• _LISTING_:
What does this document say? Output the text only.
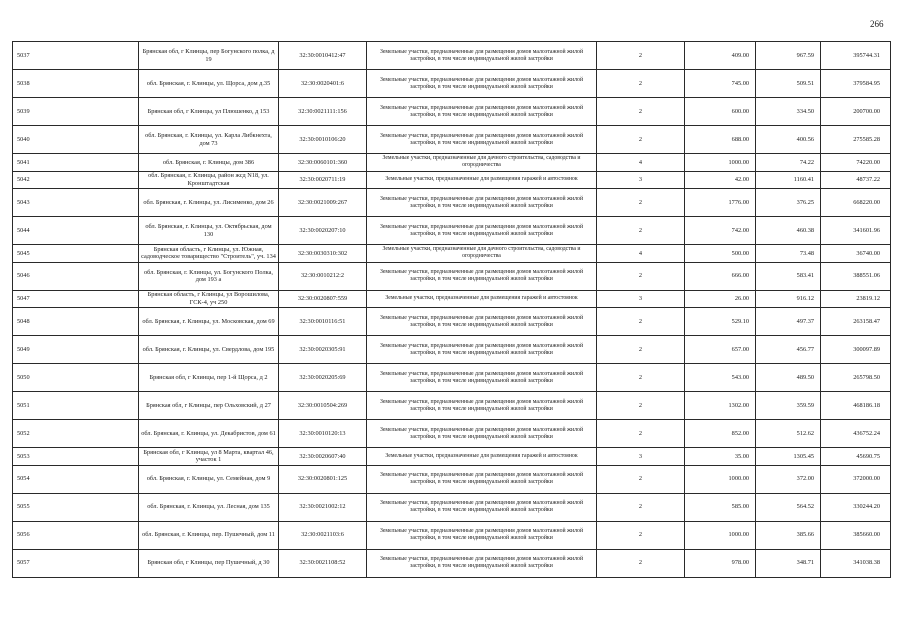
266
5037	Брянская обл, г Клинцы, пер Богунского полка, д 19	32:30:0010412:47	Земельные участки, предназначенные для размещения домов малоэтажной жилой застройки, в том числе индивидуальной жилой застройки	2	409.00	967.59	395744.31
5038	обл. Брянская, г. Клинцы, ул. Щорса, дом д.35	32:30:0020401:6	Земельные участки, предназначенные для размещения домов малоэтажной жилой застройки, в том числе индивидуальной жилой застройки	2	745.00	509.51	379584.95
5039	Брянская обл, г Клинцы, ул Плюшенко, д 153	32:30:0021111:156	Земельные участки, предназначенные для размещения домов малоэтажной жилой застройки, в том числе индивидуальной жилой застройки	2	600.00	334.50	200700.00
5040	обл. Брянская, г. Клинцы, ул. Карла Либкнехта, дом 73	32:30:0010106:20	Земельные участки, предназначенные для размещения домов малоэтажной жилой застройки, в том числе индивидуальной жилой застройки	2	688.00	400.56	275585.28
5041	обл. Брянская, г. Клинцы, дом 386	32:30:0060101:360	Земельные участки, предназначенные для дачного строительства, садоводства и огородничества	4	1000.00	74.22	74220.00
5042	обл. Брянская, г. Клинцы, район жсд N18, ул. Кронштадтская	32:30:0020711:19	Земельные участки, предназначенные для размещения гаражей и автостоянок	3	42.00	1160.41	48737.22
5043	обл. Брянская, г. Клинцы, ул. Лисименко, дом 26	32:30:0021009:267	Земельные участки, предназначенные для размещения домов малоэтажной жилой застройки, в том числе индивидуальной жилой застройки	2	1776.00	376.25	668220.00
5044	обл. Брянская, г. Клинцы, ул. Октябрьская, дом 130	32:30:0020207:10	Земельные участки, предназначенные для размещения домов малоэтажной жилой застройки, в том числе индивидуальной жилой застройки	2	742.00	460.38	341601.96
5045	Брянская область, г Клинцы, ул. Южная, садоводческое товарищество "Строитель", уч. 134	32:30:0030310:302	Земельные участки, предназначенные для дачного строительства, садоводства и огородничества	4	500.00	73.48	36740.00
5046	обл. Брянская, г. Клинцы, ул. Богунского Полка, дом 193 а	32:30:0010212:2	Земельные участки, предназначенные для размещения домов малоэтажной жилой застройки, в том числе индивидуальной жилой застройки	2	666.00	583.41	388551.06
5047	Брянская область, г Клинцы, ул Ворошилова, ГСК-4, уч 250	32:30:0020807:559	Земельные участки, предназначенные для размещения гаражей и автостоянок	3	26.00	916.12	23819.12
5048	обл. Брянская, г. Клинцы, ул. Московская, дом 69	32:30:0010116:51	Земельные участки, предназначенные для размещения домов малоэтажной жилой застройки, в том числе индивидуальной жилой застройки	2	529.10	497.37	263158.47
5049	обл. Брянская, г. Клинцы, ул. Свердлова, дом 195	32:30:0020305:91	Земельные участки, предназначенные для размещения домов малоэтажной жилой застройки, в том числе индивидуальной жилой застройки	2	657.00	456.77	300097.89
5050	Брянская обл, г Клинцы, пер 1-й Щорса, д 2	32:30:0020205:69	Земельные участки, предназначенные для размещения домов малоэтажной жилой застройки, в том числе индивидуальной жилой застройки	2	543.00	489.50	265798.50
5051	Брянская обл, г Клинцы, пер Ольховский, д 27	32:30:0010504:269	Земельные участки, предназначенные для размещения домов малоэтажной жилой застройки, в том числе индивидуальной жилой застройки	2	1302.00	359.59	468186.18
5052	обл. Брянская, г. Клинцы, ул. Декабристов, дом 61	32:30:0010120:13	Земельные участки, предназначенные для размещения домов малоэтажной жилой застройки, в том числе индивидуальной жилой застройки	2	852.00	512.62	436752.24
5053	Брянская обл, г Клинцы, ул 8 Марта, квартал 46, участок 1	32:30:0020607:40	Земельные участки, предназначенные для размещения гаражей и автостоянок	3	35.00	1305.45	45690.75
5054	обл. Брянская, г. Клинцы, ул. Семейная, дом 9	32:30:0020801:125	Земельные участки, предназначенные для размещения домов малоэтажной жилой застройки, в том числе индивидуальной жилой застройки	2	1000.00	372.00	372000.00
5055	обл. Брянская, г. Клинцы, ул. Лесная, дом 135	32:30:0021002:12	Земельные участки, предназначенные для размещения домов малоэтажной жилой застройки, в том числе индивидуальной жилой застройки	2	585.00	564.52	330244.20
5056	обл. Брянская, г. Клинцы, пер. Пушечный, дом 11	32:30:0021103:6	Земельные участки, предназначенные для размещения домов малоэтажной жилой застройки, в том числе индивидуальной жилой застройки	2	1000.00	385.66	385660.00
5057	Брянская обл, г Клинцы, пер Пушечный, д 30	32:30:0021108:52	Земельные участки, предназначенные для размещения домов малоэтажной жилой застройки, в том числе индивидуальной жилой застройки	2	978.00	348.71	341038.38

...

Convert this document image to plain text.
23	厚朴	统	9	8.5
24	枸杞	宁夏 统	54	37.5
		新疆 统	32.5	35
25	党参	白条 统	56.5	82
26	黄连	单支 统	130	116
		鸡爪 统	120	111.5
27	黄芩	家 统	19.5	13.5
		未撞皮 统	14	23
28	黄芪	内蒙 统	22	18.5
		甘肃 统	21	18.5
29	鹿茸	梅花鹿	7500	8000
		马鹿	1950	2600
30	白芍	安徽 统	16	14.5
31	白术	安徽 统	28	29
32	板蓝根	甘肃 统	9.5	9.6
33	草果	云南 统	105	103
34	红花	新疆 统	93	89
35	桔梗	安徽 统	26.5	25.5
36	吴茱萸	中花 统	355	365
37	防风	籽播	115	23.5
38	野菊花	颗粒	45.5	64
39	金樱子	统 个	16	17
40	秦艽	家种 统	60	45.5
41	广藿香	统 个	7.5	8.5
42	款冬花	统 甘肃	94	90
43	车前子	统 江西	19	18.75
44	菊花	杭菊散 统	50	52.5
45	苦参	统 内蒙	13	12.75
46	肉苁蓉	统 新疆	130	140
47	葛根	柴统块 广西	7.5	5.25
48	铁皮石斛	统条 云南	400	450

• _PROBLEM STATEMENT_: In the entries above, count every line containing the word "дачного". Write only the total.

• _RESULT_: 2